Start
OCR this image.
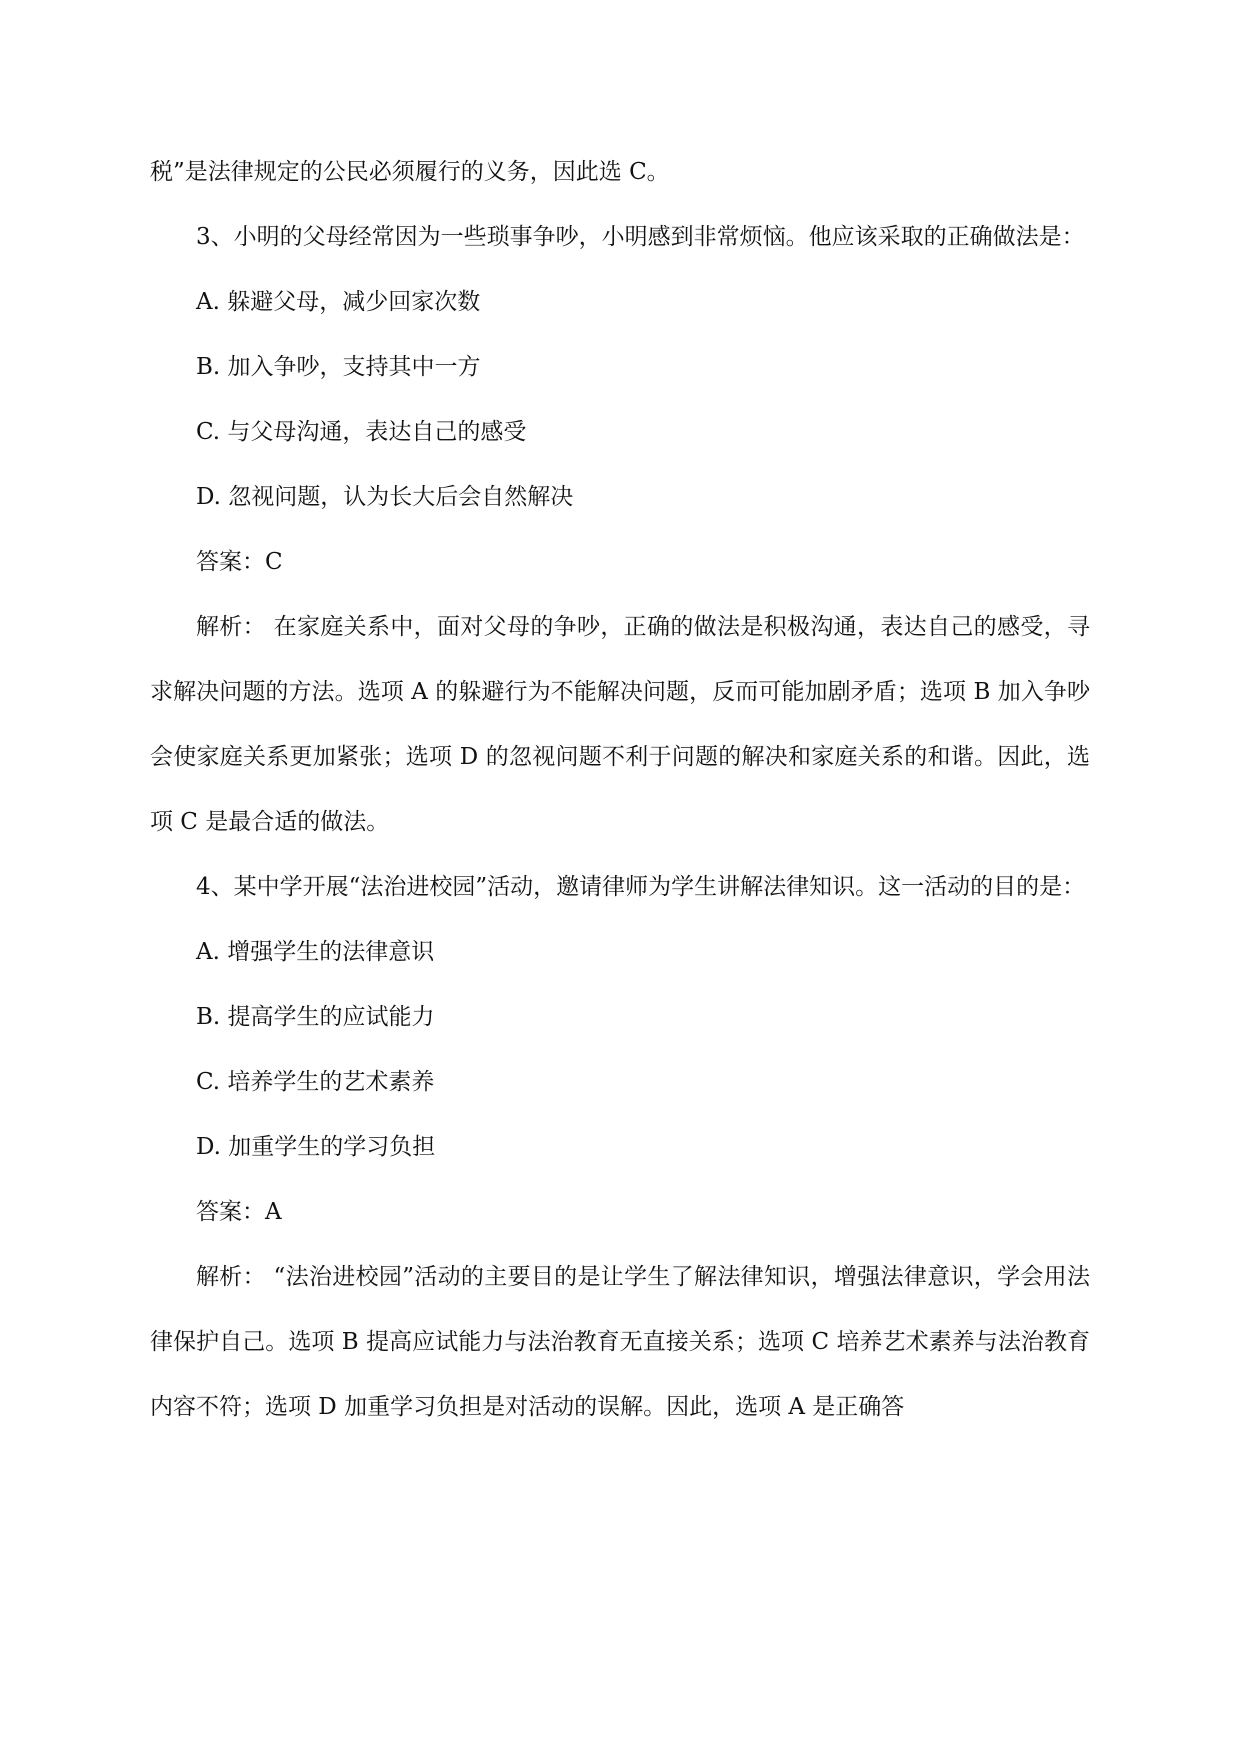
税”是法律规定的公民必须履行的义务，因此选 C。

3、小明的父母经常因为一些琐事争吵，小明感到非常烦恼。他应该采取的正确做法是：

A. 躲避父母，减少回家次数

B. 加入争吵，支持其中一方

C. 与父母沟通，表达自己的感受

D. 忽视问题，认为长大后会自然解决

答案：C

解析： 在家庭关系中，面对父母的争吵，正确的做法是积极沟通，表达自己的感受，寻求解决问题的方法。选项 A 的躲避行为不能解决问题，反而可能加剧矛盾；选项 B 加入争吵会使家庭关系更加紧张；选项 D 的忽视问题不利于问题的解决和家庭关系的和谐。因此，选项 C 是最合适的做法。

4、某中学开展“法治进校园”活动，邀请律师为学生讲解法律知识。这一活动的目的是：

A. 增强学生的法律意识

B. 提高学生的应试能力

C. 培养学生的艺术素养

D. 加重学生的学习负担

答案：A

解析： “法治进校园”活动的主要目的是让学生了解法律知识，增强法律意识，学会用法律保护自己。选项 B 提高应试能力与法治教育无直接关系；选项 C 培养艺术素养与法治教育内容不符；选项 D 加重学习负担是对活动的误解。因此，选项 A 是正确答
End
Work to complete: Which lines contain "法治进校园"? Copy each of them out.

The result:
4、某中学开展“法治进校园”活动，邀请律师为学生讲解法律知识。这一活动的目的是：
解析： “法治进校园”活动的主要目的是让学生了解法律知识，增强法律意识，学会用法律保护自己。选项 B 提高应试能力与法治教育无直接关系；选项 C 培养艺术素养与法治教育内容不符；选项 D 加重学习负担是对活动的误解。因此，选项 A 是正确答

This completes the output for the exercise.